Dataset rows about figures
──────
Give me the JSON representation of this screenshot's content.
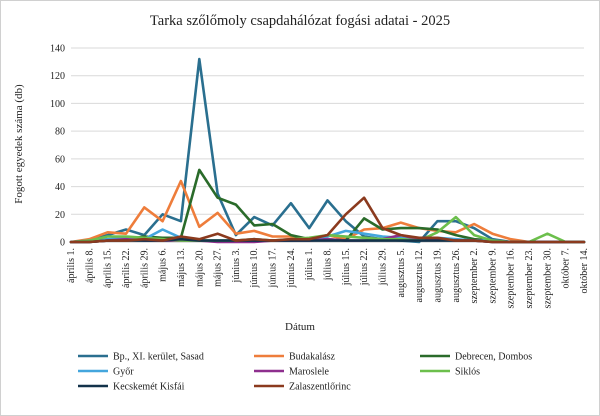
{
  "chart_data": {
    "type": "line",
    "title": "Tarka szőlőmoly csapdahálózat fogási adatai - 2025",
    "xlabel": "Dátum",
    "ylabel": "Fogott egyedek száma (db)",
    "ylim": [
      0,
      140
    ],
    "yticks": [
      0,
      20,
      40,
      60,
      80,
      100,
      120,
      140
    ],
    "grid": true,
    "legend_position": "bottom",
    "x": [
      "április 1.",
      "április 8.",
      "április 15.",
      "április 22.",
      "április 29.",
      "május 6.",
      "május 13.",
      "május 20.",
      "május 27.",
      "június 3.",
      "június 10.",
      "június 17.",
      "június 24.",
      "július 1.",
      "július 8.",
      "július 15.",
      "július 22.",
      "július 29.",
      "augusztus 5.",
      "augusztus 12.",
      "augusztus 19.",
      "augusztus 26.",
      "szeptember 2.",
      "szeptember 9.",
      "szeptember 16.",
      "szeptember 23.",
      "szeptember 30.",
      "október 7.",
      "október 14."
    ],
    "series": [
      {
        "name": "Bp., XI. kerület, Sasad",
        "color": "#2a6f8f",
        "values": [
          0,
          1,
          5,
          9,
          5,
          20,
          15,
          132,
          35,
          5,
          18,
          12,
          28,
          10,
          30,
          15,
          4,
          2,
          1,
          0,
          15,
          15,
          10,
          2,
          0,
          0,
          0,
          0,
          0
        ]
      },
      {
        "name": "Budakalász",
        "color": "#ee7d3b",
        "values": [
          0,
          2,
          7,
          6,
          25,
          15,
          44,
          11,
          21,
          6,
          8,
          4,
          4,
          2,
          5,
          2,
          9,
          10,
          14,
          10,
          8,
          7,
          13,
          6,
          2,
          0,
          0,
          0,
          0
        ]
      },
      {
        "name": "Debrecen, Dombos",
        "color": "#2a6b2a",
        "values": [
          0,
          0,
          1,
          2,
          4,
          3,
          3,
          52,
          32,
          27,
          12,
          13,
          5,
          2,
          2,
          1,
          17,
          9,
          10,
          10,
          9,
          5,
          2,
          1,
          0,
          0,
          0,
          0,
          0
        ]
      },
      {
        "name": "Győr",
        "color": "#44a6dd",
        "values": [
          0,
          1,
          2,
          3,
          2,
          9,
          3,
          1,
          1,
          1,
          2,
          1,
          1,
          2,
          4,
          8,
          6,
          4,
          3,
          1,
          3,
          2,
          1,
          1,
          0,
          0,
          0,
          0,
          0
        ]
      },
      {
        "name": "Maroslele",
        "color": "#8e2f8e",
        "values": [
          0,
          0,
          1,
          2,
          1,
          1,
          1,
          1,
          0,
          0,
          0,
          1,
          1,
          1,
          2,
          1,
          1,
          2,
          5,
          2,
          2,
          1,
          1,
          0,
          0,
          0,
          0,
          0,
          0
        ]
      },
      {
        "name": "Siklós",
        "color": "#6cbf4c",
        "values": [
          0,
          1,
          4,
          4,
          3,
          2,
          1,
          1,
          1,
          1,
          2,
          1,
          2,
          3,
          5,
          4,
          3,
          2,
          2,
          1,
          7,
          18,
          5,
          1,
          0,
          0,
          6,
          0,
          0
        ]
      },
      {
        "name": "Kecskemét Kisfái",
        "color": "#13324a",
        "values": [
          0,
          0,
          1,
          1,
          1,
          1,
          2,
          1,
          1,
          1,
          1,
          1,
          1,
          1,
          1,
          1,
          1,
          1,
          1,
          1,
          1,
          1,
          1,
          0,
          0,
          0,
          0,
          0,
          0
        ]
      },
      {
        "name": "Zalaszentlőrinc",
        "color": "#8b3a1e",
        "values": [
          0,
          0,
          1,
          1,
          2,
          1,
          4,
          2,
          6,
          1,
          2,
          1,
          2,
          2,
          5,
          20,
          32,
          10,
          5,
          3,
          3,
          1,
          1,
          0,
          0,
          0,
          0,
          0,
          0
        ]
      }
    ]
  }
}
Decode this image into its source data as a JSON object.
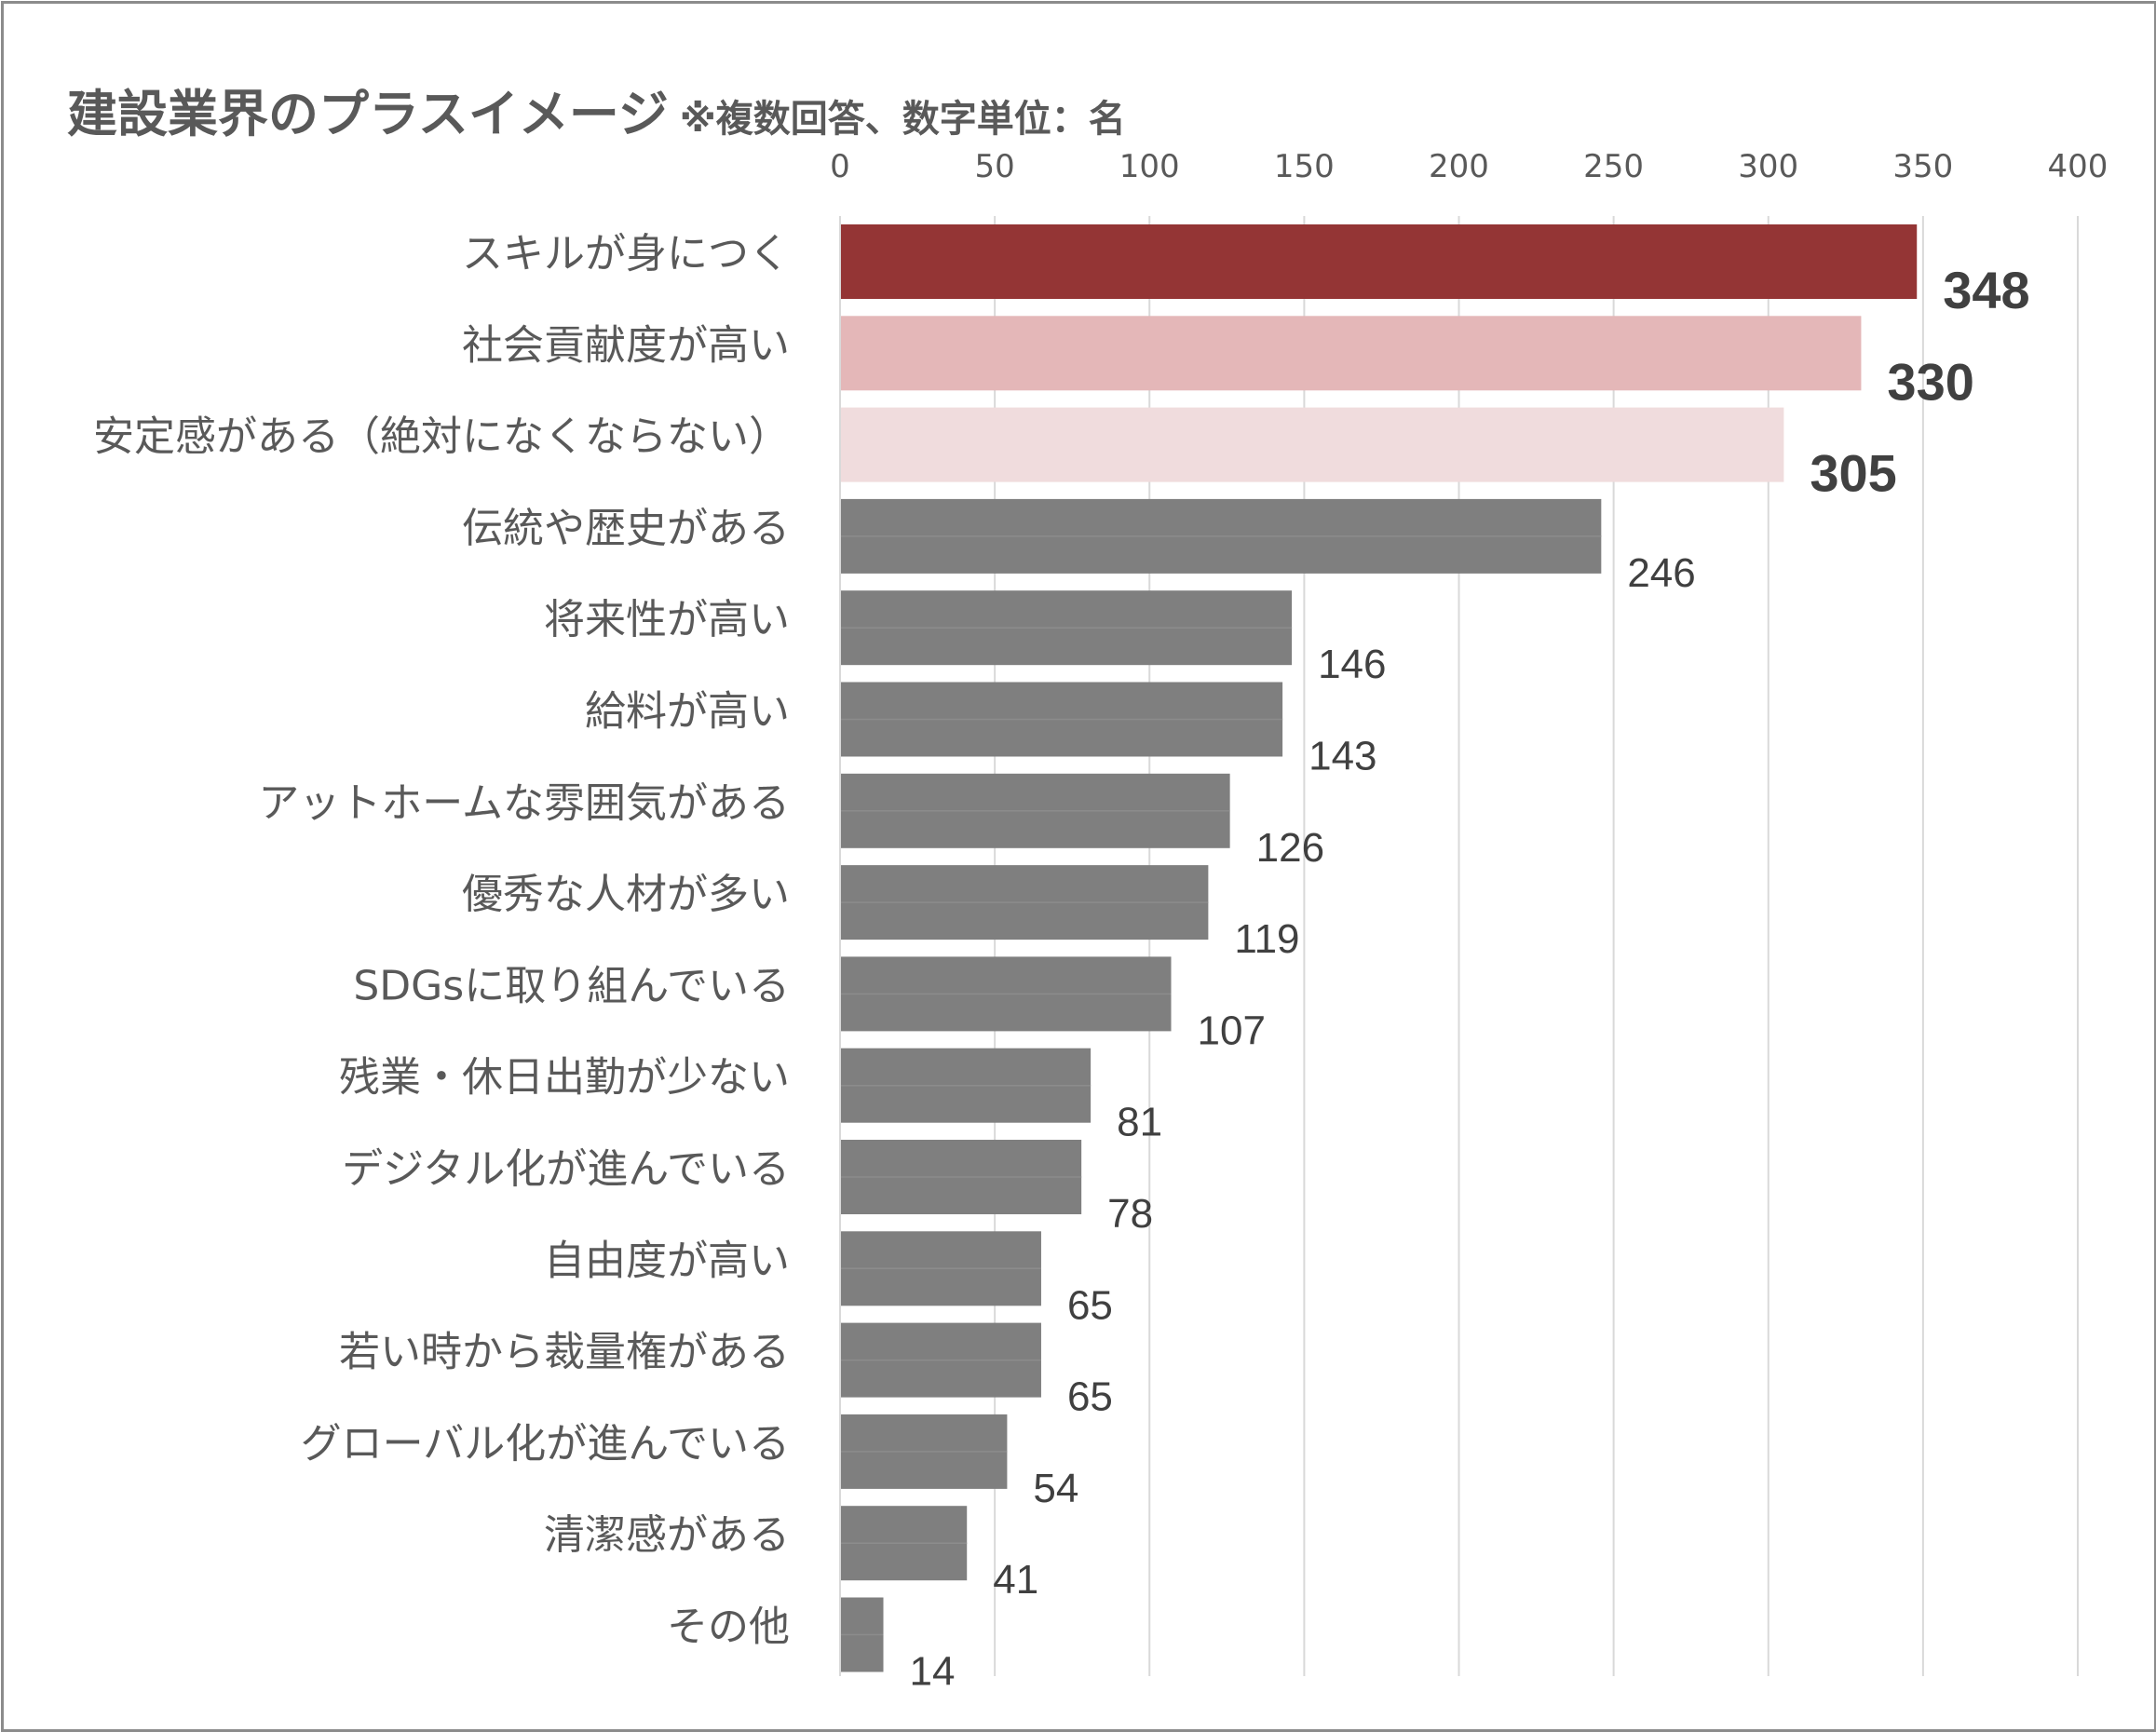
{
  "chart_data": {
    "type": "bar",
    "orientation": "horizontal",
    "title": "建設業界のプラスイメージ",
    "subtitle": "※複数回答、数字単位：名",
    "xlim": [
      0,
      400
    ],
    "x_ticks": [
      0,
      50,
      100,
      150,
      200,
      250,
      300,
      350,
      400
    ],
    "x_axis_position": "top",
    "grid": true,
    "categories": [
      "スキルが身につく",
      "社会貢献度が高い",
      "安定感がある（絶対になくならない）",
      "伝統や歴史がある",
      "将来性が高い",
      "給料が高い",
      "アットホームな雰囲気がある",
      "優秀な人材が多い",
      "SDGsに取り組んでいる",
      "残業・休日出勤が少ない",
      "デジタル化が進んでいる",
      "自由度が高い",
      "若い時から裁量権がある",
      "グローバル化が進んでいる",
      "清潔感がある",
      "その他"
    ],
    "values": [
      348,
      330,
      305,
      246,
      146,
      143,
      126,
      119,
      107,
      81,
      78,
      65,
      65,
      54,
      41,
      14
    ],
    "colors": [
      "#943535",
      "#e4b7b8",
      "#f0dcdd",
      "#7f7f7f",
      "#7f7f7f",
      "#7f7f7f",
      "#7f7f7f",
      "#7f7f7f",
      "#7f7f7f",
      "#7f7f7f",
      "#7f7f7f",
      "#7f7f7f",
      "#7f7f7f",
      "#7f7f7f",
      "#7f7f7f",
      "#7f7f7f"
    ],
    "highlight_top": 3
  }
}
──────
**Aim**
Leave out all pictures and retype precisely the lines that run from the line containing "Decode this image" to the last line of the records.

**Expected answer**
Decode this image into its source data as a JSON object.
{
  "chart_data": {
    "type": "bar",
    "orientation": "horizontal",
    "title": "建設業界のプラスイメージ",
    "subtitle": "※複数回答、数字単位：名",
    "xlim": [
      0,
      400
    ],
    "x_ticks": [
      0,
      50,
      100,
      150,
      200,
      250,
      300,
      350,
      400
    ],
    "x_axis_position": "top",
    "grid": true,
    "categories": [
      "スキルが身につく",
      "社会貢献度が高い",
      "安定感がある（絶対になくならない）",
      "伝統や歴史がある",
      "将来性が高い",
      "給料が高い",
      "アットホームな雰囲気がある",
      "優秀な人材が多い",
      "SDGsに取り組んでいる",
      "残業・休日出勤が少ない",
      "デジタル化が進んでいる",
      "自由度が高い",
      "若い時から裁量権がある",
      "グローバル化が進んでいる",
      "清潔感がある",
      "その他"
    ],
    "values": [
      348,
      330,
      305,
      246,
      146,
      143,
      126,
      119,
      107,
      81,
      78,
      65,
      65,
      54,
      41,
      14
    ],
    "colors": [
      "#943535",
      "#e4b7b8",
      "#f0dcdd",
      "#7f7f7f",
      "#7f7f7f",
      "#7f7f7f",
      "#7f7f7f",
      "#7f7f7f",
      "#7f7f7f",
      "#7f7f7f",
      "#7f7f7f",
      "#7f7f7f",
      "#7f7f7f",
      "#7f7f7f",
      "#7f7f7f",
      "#7f7f7f"
    ],
    "highlight_top": 3
  }
}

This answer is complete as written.